(Exercise passage)
The remaining diagnoses related to the CNS also had the issue of few available cases in our population, which limited our ability to identify associations. Thus, we did not find an increased risk of Parkinson’s disease, essential tremor or other degenerative diseases of the nervous system. With regard to Parkinson’s disease, our results were consistent with a previous Danish register study [4] and a case-control study [3]. However, and also consistent with previous research [2], we did identify an uncertain association for the related movement disorder, Dystonia, in the time-to-event analysis, indicating that it may develop over time, but again, this diagnosis was rare in our population. Multiple Sclerosis was the last diagnosis for which we found no association with electrical injuries, which confirms the results of the previous Danish register study [4].

Diagnoses related to the PNS

When we looked at the results related to conditions of the PNS, we found a rather clear pattern that showed that peripheral nerve disorders are common sequelae of electrical injuries. Mononeuropathy was the most frequent peripheral neuropathy we found, and was primarily seen in the arms or legs, probably due to these extremities often being the entry and/or exit points of the current. This is similar to what other studies with similar methodologies [4], and reviews [1, 2], have identified. Although all other peripheral nerve disorders, such as polyneuropathy and disturbances of skin sensations, were relatively rare in our population, our results indicated either an association with electrical injuries or a possible association. Thus, we were unable to disconfirm an association for any of our selected diagnoses related to the PNS. Together with the conclusions of previous research, the link between electrical injuries and peripheral nerve disorders seems to be well-established, and further research should focus on understanding the causal mechanisms, where different explanatory models are debated [2].

Delayed onset

Several studies emphasise the possible delayed onset of neurological symptoms following electrical injuries, where months and years may pass after an electric shock, before the consequences become evident [2]. However, this is poorly documented [1]. We were able to investigate possible delayed onset for the seven most frequent diagnoses and found that the highest odds ratio was within the first six months of the injury for five of them, indicating that delayed onset is not the norm. But, only two of those diagnoses (Convulsions and Abnormal involuntary movements) did not show an increased risk in any time intervals after the first six months. Actually, for all but these two diagnoses we identified potential delayed onset of symptoms up until 5 years after the injury. However, as we use diagnoses as our outcome, we do not know whether this reflects delayed onset of symptoms or delayed diagnosing of the symptoms.
(End Exercise passage)
(Supplied material)
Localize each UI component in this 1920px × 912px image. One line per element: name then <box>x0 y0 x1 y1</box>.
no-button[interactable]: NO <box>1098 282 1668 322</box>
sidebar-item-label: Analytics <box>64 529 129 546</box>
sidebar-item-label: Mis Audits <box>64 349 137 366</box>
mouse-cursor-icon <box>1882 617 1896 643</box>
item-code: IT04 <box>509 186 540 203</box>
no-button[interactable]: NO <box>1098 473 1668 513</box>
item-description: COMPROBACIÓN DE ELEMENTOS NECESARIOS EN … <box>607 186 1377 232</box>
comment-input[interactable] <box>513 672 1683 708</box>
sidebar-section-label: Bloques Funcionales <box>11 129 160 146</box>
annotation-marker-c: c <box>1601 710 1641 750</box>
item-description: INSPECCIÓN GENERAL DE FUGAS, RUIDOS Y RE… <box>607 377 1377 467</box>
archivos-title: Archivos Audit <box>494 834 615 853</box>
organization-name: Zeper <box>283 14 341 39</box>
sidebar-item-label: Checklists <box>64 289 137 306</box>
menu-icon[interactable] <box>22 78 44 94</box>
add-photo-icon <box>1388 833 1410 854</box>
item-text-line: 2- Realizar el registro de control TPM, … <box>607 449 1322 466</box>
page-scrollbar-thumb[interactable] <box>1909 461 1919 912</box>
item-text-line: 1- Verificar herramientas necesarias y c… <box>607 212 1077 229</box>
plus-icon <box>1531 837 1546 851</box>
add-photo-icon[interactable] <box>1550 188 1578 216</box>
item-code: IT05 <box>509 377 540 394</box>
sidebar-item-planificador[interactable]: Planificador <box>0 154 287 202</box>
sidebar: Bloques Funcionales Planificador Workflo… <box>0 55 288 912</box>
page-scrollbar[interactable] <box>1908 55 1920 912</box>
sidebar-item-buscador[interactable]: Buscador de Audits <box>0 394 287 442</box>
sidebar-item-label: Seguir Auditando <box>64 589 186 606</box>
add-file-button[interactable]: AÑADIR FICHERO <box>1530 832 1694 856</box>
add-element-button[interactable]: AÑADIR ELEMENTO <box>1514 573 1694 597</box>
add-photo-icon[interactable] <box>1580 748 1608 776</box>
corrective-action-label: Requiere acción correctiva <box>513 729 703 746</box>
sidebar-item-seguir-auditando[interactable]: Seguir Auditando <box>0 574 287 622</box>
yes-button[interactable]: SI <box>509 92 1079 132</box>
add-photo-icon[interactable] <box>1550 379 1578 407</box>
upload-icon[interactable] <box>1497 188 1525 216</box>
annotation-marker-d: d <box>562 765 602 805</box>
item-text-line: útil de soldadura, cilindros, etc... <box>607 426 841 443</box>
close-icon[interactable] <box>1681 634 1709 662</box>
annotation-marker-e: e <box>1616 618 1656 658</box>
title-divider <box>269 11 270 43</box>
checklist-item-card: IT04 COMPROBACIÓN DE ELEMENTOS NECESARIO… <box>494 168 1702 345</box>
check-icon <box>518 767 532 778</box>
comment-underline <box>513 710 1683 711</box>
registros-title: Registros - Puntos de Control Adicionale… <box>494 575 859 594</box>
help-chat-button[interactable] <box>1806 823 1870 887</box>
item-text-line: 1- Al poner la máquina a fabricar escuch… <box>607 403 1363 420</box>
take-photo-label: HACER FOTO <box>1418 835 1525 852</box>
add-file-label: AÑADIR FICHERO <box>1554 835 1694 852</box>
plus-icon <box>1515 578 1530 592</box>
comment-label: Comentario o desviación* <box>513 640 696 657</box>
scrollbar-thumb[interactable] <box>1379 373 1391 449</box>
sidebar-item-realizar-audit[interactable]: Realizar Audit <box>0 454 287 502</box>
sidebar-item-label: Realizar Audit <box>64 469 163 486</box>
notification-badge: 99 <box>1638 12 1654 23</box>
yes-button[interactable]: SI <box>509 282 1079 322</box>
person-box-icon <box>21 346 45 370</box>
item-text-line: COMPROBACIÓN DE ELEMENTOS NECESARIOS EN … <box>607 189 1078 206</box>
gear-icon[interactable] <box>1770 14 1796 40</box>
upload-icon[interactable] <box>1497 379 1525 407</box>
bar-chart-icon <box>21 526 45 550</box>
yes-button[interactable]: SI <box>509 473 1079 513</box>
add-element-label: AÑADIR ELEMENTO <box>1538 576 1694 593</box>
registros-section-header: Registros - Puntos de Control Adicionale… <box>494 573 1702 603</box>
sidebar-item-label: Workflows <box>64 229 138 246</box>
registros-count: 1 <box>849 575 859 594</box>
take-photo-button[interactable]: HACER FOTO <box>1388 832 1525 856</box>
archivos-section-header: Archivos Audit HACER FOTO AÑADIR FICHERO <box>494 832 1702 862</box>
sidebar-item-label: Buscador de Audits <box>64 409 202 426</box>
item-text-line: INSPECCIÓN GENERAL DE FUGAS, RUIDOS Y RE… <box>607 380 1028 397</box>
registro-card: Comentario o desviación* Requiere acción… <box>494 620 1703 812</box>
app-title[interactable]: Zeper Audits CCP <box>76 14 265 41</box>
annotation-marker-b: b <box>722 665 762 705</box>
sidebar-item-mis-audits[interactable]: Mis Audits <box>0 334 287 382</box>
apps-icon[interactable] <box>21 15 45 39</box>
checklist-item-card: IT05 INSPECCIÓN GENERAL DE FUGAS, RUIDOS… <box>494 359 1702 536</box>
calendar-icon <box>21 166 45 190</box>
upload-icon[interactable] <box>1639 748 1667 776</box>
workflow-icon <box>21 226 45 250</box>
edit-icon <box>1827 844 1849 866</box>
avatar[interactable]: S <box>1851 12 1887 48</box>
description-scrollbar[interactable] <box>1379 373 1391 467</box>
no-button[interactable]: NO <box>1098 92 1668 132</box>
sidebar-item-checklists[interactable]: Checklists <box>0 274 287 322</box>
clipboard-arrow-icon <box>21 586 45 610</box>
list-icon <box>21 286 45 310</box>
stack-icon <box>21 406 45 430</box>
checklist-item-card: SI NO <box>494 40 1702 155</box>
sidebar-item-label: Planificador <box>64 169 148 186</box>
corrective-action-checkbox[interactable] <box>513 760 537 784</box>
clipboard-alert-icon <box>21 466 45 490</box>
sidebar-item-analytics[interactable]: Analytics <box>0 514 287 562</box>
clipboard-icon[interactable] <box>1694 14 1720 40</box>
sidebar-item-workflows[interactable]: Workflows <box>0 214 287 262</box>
(End Supplied material)
*Required action A*.
Answer these questions from the passage on electrical injuries:
(i) Which diagnosis was the last one for which no association with electrical injuries was found?
(ii) Which peripheral neuropathy was found most often?
(iii) Which two diagnoses showed no increased risk in any time interval after the first six months?
*Required action B*. Print the section of the passage on electrical injuries from "The remaining diagnoses" up to and including "register study [4].".

*Answer box A*.
(i) Multiple Sclerosis
(ii) Mononeuropathy
(iii) Convulsions and Abnormal involuntary movements

*Answer box B*.
The remaining diagnoses related to the CNS also had the issue of few available cases in our population, which limited our ability to identify associations. Thus, we did not find an increased risk of Parkinson’s disease, essential tremor or other degenerative diseases of the nervous system. With regard to Parkinson’s disease, our results were consistent with a previous Danish register study [4] and a case-control study [3]. However, and also consistent with previous research [2], we did identify an uncertain association for the related movement disorder, Dystonia, in the time-to-event analysis, indicating that it may develop over time, but again, this diagnosis was rare in our population. Multiple Sclerosis was the last diagnosis for which we found no association with electrical injuries, which confirms the results of the previous Danish register study [4].